• What is being asked: Please count the lines in the listing below where the word "initial" appears. Give the number only.

Dataset entries
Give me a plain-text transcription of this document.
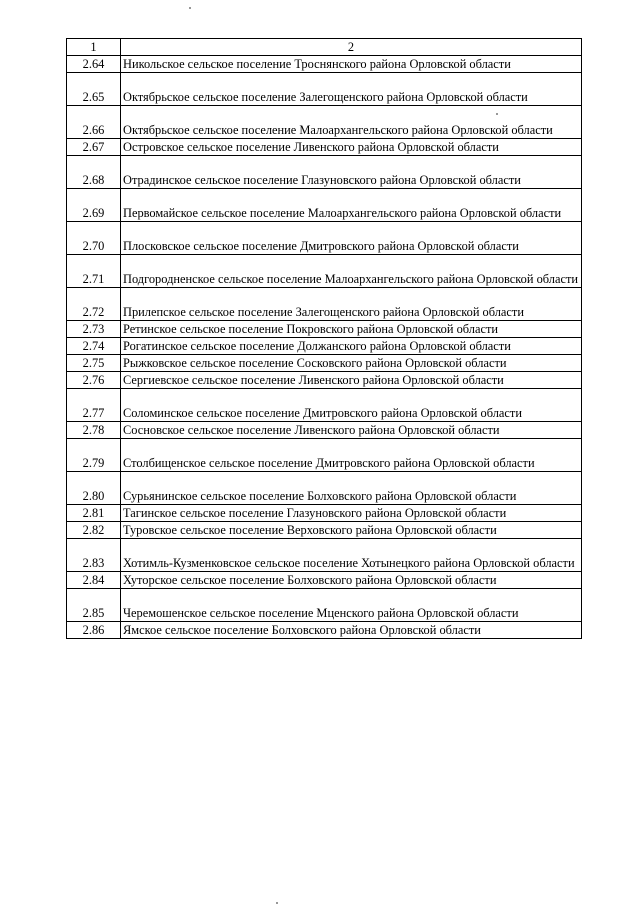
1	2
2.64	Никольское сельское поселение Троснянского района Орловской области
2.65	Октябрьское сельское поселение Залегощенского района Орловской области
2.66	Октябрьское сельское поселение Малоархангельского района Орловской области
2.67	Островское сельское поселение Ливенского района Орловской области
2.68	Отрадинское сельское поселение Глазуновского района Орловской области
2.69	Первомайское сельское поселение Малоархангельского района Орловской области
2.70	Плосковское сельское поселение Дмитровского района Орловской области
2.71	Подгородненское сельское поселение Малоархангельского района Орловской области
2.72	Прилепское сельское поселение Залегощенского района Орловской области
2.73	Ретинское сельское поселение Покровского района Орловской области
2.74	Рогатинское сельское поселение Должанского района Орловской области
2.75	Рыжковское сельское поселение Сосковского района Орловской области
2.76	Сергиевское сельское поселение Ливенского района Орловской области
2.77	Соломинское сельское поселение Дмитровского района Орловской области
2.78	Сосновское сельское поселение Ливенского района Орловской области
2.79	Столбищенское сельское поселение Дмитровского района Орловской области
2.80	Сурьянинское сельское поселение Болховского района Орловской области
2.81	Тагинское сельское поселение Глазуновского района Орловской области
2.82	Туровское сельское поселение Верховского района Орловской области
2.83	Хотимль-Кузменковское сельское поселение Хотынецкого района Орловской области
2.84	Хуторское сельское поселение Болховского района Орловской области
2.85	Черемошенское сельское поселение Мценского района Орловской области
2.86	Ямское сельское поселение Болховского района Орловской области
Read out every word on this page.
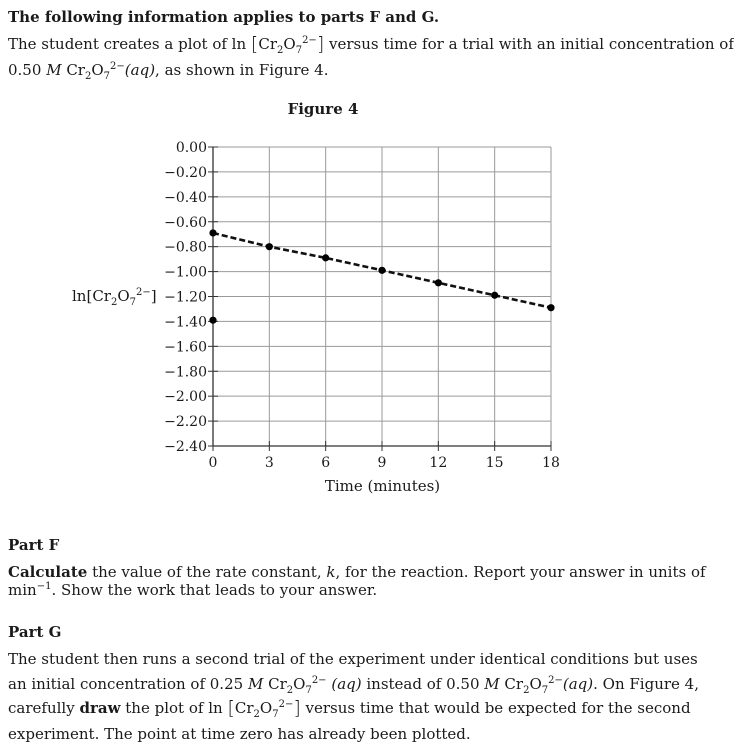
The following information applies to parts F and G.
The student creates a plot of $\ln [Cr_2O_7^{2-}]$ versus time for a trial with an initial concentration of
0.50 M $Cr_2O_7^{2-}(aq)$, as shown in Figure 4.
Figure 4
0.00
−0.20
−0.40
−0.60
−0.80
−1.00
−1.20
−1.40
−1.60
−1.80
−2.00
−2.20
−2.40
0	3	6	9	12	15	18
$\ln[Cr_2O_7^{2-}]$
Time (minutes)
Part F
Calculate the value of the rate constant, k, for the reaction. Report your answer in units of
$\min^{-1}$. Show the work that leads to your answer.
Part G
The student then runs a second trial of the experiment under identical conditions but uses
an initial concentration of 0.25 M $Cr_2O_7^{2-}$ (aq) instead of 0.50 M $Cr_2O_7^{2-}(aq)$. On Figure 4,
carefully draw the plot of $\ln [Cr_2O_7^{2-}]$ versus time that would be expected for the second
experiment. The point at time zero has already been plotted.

* * *

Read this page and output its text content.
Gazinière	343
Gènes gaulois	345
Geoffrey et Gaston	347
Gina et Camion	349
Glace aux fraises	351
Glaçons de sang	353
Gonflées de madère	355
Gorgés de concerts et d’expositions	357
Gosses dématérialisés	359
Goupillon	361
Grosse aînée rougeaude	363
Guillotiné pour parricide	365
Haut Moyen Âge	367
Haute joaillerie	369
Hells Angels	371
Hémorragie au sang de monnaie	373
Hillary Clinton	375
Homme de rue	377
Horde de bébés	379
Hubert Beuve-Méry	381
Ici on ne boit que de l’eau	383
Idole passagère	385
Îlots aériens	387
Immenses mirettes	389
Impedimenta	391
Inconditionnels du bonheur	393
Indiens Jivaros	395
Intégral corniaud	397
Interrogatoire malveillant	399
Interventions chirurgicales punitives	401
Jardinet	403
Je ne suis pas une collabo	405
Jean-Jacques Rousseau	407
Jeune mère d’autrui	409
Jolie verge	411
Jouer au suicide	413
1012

• The completed task: 2